Data entries:
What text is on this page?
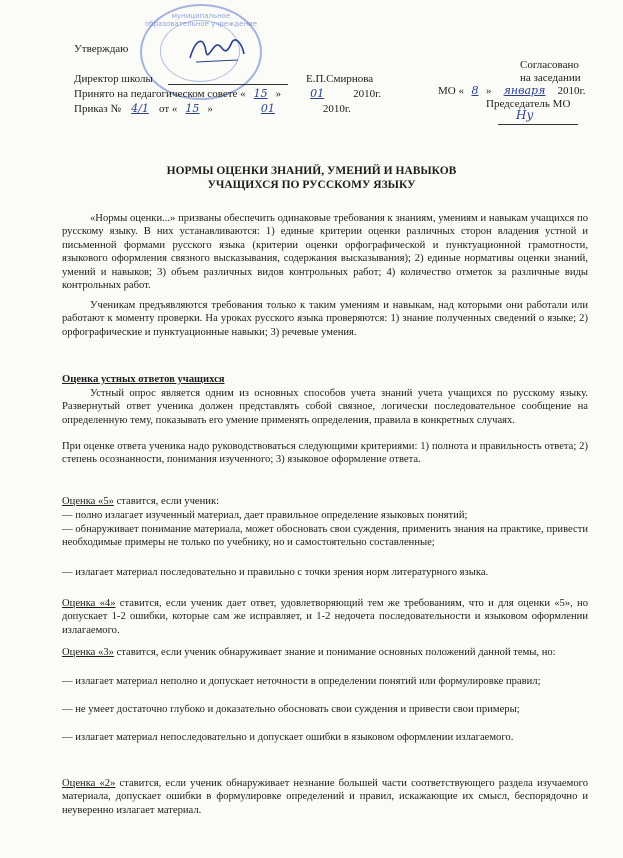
муниципальное образовательное учреждение
Утверждаю
Директор школы	Е.П.Смирнова
Принято на педагогическом совете « 15 »	01	2010г.
Приказ № 4/1 от « 15 »	01	2010г.
Согласовано
на заседании
МО « 8 » января 2010г.
Председатель МО
Ну
НОРМЫ ОЦЕНКИ ЗНАНИЙ, УМЕНИЙ И НАВЫКОВ
УЧАЩИХСЯ ПО РУССКОМУ ЯЗЫКУ
«Нормы оценки...» призваны обеспечить одинаковые требования к знаниям, умениям и навыкам учащихся по русскому языку. В них устанавливаются: 1) единые критерии оценки различных сторон владения устной и письменной формами русского языка (критерии оценки орфографической и пунктуационной грамотности, языкового оформления связного высказывания, содержания высказывания); 2) единые нормативы оценки знаний, умений и навыков; 3) объем различных видов контрольных работ; 4) количество отметок за различные виды контрольных работ.
Ученикам предъявляются требования только к таким умениям и навыкам, над которыми они работали или работают к моменту проверки. На уроках русского языка проверяются: 1) знание полученных сведений о языке; 2) орфографические и пунктуационные навыки; 3) речевые умения.
Оценка устных ответов учащихся
Устный опрос является одним из основных способов учета знаний учета учащихся по русскому языку. Развернутый ответ ученика должен представлять собой связное, логически последовательное сообщение на определенную тему, показывать его умение применять определения, правила в конкретных случаях.
При оценке ответа ученика надо руководствоваться следующими критериями: 1) полнота и правильность ответа; 2) степень осознанности, понимания изученного; 3) языковое оформление ответа.
Оценка «5» ставится, если ученик:
— полно излагает изученный материал, дает правильное определение языковых понятий;
— обнаруживает понимание материала, может обосновать свои суждения, применить знания на практике, привести необходимые примеры не только по учебнику, но и самостоятельно составленные;
— излагает материал последовательно и правильно с точки зрения норм литературного языка.
Оценка «4» ставится, если ученик дает ответ, удовлетворяющий тем же требованиям, что и для оценки «5», но допускает 1-2 ошибки, которые сам же исправляет, и 1-2 недочета последовательности и языковом оформлении излагаемого.
Оценка «3» ставится, если ученик обнаруживает знание и понимание основных положений данной темы, но:
— излагает материал неполно и допускает неточности в определении понятий или формулировке правил;
— не умеет достаточно глубоко и доказательно обосновать свои суждения и привести свои примеры;
— излагает материал непоследовательно и допускает ошибки в языковом оформлении излагаемого.
Оценка «2» ставится, если ученик обнаруживает незнание большей части соответствующего раздела изучаемого материала, допускает ошибки в формулировке определений и правил, искажающие их смысл, беспорядочно и неуверенно излагает материал.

**DO THIS:** Where a line above includes "обнаруживает", copy that line.

**ANSWER TO THIS EXERCISE:**
— обнаруживает понимание материала, может обосновать свои суждения, применить знания на практике, привести необходимые примеры не только по учебнику, но и самостоятельно составленные;
Оценка «3» ставится, если ученик обнаруживает знание и понимание основных положений данной темы, но:
Оценка «2» ставится, если ученик обнаруживает незнание большей части соответствующего раздела изучаемого материала, допускает ошибки в формулировке определений и правил, искажающие их смысл, беспорядочно и неуверенно излагает материал.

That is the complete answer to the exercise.